Output every line below without omitting or altering anything.
*** Data provided ***
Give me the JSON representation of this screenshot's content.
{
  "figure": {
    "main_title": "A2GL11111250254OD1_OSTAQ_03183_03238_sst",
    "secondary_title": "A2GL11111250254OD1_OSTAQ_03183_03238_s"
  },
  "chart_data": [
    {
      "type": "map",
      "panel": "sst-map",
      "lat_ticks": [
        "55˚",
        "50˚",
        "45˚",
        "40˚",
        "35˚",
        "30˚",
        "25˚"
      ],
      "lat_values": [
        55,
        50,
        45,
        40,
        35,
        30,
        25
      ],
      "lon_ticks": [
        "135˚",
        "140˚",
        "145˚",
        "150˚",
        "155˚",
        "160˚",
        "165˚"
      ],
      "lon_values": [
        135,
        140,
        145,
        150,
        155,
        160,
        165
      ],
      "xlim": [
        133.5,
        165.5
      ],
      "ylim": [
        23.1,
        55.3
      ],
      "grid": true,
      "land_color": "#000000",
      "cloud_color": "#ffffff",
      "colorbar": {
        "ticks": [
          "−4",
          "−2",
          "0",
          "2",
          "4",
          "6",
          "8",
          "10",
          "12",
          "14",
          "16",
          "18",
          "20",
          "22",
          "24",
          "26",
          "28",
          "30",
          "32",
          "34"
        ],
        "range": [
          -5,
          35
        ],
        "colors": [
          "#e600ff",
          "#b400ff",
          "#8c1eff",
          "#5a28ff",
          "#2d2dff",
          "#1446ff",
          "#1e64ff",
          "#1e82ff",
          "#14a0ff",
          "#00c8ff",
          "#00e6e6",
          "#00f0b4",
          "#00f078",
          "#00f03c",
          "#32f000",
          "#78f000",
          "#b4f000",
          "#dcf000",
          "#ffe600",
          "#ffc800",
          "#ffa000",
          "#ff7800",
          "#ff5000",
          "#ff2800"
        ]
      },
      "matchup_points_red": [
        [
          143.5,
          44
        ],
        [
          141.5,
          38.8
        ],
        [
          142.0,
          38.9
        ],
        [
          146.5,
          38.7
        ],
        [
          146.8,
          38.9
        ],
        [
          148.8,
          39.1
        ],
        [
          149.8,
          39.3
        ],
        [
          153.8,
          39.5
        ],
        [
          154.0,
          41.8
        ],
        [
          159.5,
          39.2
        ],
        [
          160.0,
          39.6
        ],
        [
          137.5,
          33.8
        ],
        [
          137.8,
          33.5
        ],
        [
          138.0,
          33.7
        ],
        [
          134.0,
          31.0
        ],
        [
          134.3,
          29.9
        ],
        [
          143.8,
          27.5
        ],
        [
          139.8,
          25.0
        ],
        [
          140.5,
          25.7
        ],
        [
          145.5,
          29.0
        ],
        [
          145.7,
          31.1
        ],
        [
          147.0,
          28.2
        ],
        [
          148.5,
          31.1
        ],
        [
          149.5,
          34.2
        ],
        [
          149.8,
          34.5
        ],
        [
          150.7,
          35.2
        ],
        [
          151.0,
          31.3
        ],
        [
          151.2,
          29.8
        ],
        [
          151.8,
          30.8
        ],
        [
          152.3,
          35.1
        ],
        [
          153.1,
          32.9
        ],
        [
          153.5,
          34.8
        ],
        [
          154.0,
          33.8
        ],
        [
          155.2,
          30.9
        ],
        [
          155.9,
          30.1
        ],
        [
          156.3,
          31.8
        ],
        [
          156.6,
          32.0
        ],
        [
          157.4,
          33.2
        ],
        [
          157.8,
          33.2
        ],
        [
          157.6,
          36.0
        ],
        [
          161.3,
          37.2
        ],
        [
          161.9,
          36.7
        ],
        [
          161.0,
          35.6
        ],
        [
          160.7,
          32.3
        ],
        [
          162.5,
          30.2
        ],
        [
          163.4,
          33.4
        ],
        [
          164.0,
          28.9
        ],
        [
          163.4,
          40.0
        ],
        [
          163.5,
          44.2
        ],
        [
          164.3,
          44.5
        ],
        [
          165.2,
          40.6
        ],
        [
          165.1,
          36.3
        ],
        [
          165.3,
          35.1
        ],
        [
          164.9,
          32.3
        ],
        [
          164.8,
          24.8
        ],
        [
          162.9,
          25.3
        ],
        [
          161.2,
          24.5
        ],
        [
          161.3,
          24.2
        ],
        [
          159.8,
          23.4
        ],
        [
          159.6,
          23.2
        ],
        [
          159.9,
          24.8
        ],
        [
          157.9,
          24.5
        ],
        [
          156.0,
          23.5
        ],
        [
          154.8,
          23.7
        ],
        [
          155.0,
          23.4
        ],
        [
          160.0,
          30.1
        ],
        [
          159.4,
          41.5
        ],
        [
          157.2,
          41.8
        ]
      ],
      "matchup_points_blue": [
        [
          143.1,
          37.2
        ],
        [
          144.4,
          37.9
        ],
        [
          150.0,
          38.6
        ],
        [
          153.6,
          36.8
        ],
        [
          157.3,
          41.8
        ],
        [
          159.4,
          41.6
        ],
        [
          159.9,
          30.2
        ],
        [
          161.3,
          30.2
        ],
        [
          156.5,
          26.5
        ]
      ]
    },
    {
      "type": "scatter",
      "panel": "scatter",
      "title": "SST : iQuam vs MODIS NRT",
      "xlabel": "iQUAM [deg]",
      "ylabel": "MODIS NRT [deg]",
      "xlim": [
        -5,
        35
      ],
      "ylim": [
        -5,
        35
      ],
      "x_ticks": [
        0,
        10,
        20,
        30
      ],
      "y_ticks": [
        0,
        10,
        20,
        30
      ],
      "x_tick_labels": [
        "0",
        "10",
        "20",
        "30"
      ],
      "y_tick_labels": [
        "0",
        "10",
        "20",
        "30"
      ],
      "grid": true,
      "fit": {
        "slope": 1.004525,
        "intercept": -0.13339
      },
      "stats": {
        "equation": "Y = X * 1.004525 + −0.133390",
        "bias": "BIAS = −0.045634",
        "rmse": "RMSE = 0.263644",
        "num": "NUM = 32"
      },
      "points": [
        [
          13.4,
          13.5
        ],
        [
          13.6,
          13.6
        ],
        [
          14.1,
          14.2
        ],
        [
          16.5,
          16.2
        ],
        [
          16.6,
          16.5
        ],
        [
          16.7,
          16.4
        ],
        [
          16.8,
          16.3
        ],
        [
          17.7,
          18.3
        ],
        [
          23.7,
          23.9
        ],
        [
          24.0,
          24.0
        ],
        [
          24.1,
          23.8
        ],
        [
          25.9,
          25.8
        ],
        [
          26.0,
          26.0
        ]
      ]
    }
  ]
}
***
• _Exercise answer_:
Give me the JSON representation of this screenshot's content.
{
  "figure": {
    "main_title": "A2GL11111250254OD1_OSTAQ_03183_03238_sst",
    "secondary_title": "A2GL11111250254OD1_OSTAQ_03183_03238_s"
  },
  "chart_data": [
    {
      "type": "map",
      "panel": "sst-map",
      "lat_ticks": [
        "55˚",
        "50˚",
        "45˚",
        "40˚",
        "35˚",
        "30˚",
        "25˚"
      ],
      "lat_values": [
        55,
        50,
        45,
        40,
        35,
        30,
        25
      ],
      "lon_ticks": [
        "135˚",
        "140˚",
        "145˚",
        "150˚",
        "155˚",
        "160˚",
        "165˚"
      ],
      "lon_values": [
        135,
        140,
        145,
        150,
        155,
        160,
        165
      ],
      "xlim": [
        133.5,
        165.5
      ],
      "ylim": [
        23.1,
        55.3
      ],
      "grid": true,
      "land_color": "#000000",
      "cloud_color": "#ffffff",
      "colorbar": {
        "ticks": [
          "−4",
          "−2",
          "0",
          "2",
          "4",
          "6",
          "8",
          "10",
          "12",
          "14",
          "16",
          "18",
          "20",
          "22",
          "24",
          "26",
          "28",
          "30",
          "32",
          "34"
        ],
        "range": [
          -5,
          35
        ],
        "colors": [
          "#e600ff",
          "#b400ff",
          "#8c1eff",
          "#5a28ff",
          "#2d2dff",
          "#1446ff",
          "#1e64ff",
          "#1e82ff",
          "#14a0ff",
          "#00c8ff",
          "#00e6e6",
          "#00f0b4",
          "#00f078",
          "#00f03c",
          "#32f000",
          "#78f000",
          "#b4f000",
          "#dcf000",
          "#ffe600",
          "#ffc800",
          "#ffa000",
          "#ff7800",
          "#ff5000",
          "#ff2800"
        ]
      },
      "matchup_points_red": [
        [
          143.5,
          44
        ],
        [
          141.5,
          38.8
        ],
        [
          142.0,
          38.9
        ],
        [
          146.5,
          38.7
        ],
        [
          146.8,
          38.9
        ],
        [
          148.8,
          39.1
        ],
        [
          149.8,
          39.3
        ],
        [
          153.8,
          39.5
        ],
        [
          154.0,
          41.8
        ],
        [
          159.5,
          39.2
        ],
        [
          160.0,
          39.6
        ],
        [
          137.5,
          33.8
        ],
        [
          137.8,
          33.5
        ],
        [
          138.0,
          33.7
        ],
        [
          134.0,
          31.0
        ],
        [
          134.3,
          29.9
        ],
        [
          143.8,
          27.5
        ],
        [
          139.8,
          25.0
        ],
        [
          140.5,
          25.7
        ],
        [
          145.5,
          29.0
        ],
        [
          145.7,
          31.1
        ],
        [
          147.0,
          28.2
        ],
        [
          148.5,
          31.1
        ],
        [
          149.5,
          34.2
        ],
        [
          149.8,
          34.5
        ],
        [
          150.7,
          35.2
        ],
        [
          151.0,
          31.3
        ],
        [
          151.2,
          29.8
        ],
        [
          151.8,
          30.8
        ],
        [
          152.3,
          35.1
        ],
        [
          153.1,
          32.9
        ],
        [
          153.5,
          34.8
        ],
        [
          154.0,
          33.8
        ],
        [
          155.2,
          30.9
        ],
        [
          155.9,
          30.1
        ],
        [
          156.3,
          31.8
        ],
        [
          156.6,
          32.0
        ],
        [
          157.4,
          33.2
        ],
        [
          157.8,
          33.2
        ],
        [
          157.6,
          36.0
        ],
        [
          161.3,
          37.2
        ],
        [
          161.9,
          36.7
        ],
        [
          161.0,
          35.6
        ],
        [
          160.7,
          32.3
        ],
        [
          162.5,
          30.2
        ],
        [
          163.4,
          33.4
        ],
        [
          164.0,
          28.9
        ],
        [
          163.4,
          40.0
        ],
        [
          163.5,
          44.2
        ],
        [
          164.3,
          44.5
        ],
        [
          165.2,
          40.6
        ],
        [
          165.1,
          36.3
        ],
        [
          165.3,
          35.1
        ],
        [
          164.9,
          32.3
        ],
        [
          164.8,
          24.8
        ],
        [
          162.9,
          25.3
        ],
        [
          161.2,
          24.5
        ],
        [
          161.3,
          24.2
        ],
        [
          159.8,
          23.4
        ],
        [
          159.6,
          23.2
        ],
        [
          159.9,
          24.8
        ],
        [
          157.9,
          24.5
        ],
        [
          156.0,
          23.5
        ],
        [
          154.8,
          23.7
        ],
        [
          155.0,
          23.4
        ],
        [
          160.0,
          30.1
        ],
        [
          159.4,
          41.5
        ],
        [
          157.2,
          41.8
        ]
      ],
      "matchup_points_blue": [
        [
          143.1,
          37.2
        ],
        [
          144.4,
          37.9
        ],
        [
          150.0,
          38.6
        ],
        [
          153.6,
          36.8
        ],
        [
          157.3,
          41.8
        ],
        [
          159.4,
          41.6
        ],
        [
          159.9,
          30.2
        ],
        [
          161.3,
          30.2
        ],
        [
          156.5,
          26.5
        ]
      ]
    },
    {
      "type": "scatter",
      "panel": "scatter",
      "title": "SST : iQuam vs MODIS NRT",
      "xlabel": "iQUAM [deg]",
      "ylabel": "MODIS NRT [deg]",
      "xlim": [
        -5,
        35
      ],
      "ylim": [
        -5,
        35
      ],
      "x_ticks": [
        0,
        10,
        20,
        30
      ],
      "y_ticks": [
        0,
        10,
        20,
        30
      ],
      "x_tick_labels": [
        "0",
        "10",
        "20",
        "30"
      ],
      "y_tick_labels": [
        "0",
        "10",
        "20",
        "30"
      ],
      "grid": true,
      "fit": {
        "slope": 1.004525,
        "intercept": -0.13339
      },
      "stats": {
        "equation": "Y = X * 1.004525 + −0.133390",
        "bias": "BIAS = −0.045634",
        "rmse": "RMSE = 0.263644",
        "num": "NUM = 32"
      },
      "points": [
        [
          13.4,
          13.5
        ],
        [
          13.6,
          13.6
        ],
        [
          14.1,
          14.2
        ],
        [
          16.5,
          16.2
        ],
        [
          16.6,
          16.5
        ],
        [
          16.7,
          16.4
        ],
        [
          16.8,
          16.3
        ],
        [
          17.7,
          18.3
        ],
        [
          23.7,
          23.9
        ],
        [
          24.0,
          24.0
        ],
        [
          24.1,
          23.8
        ],
        [
          25.9,
          25.8
        ],
        [
          26.0,
          26.0
        ]
      ]
    }
  ]
}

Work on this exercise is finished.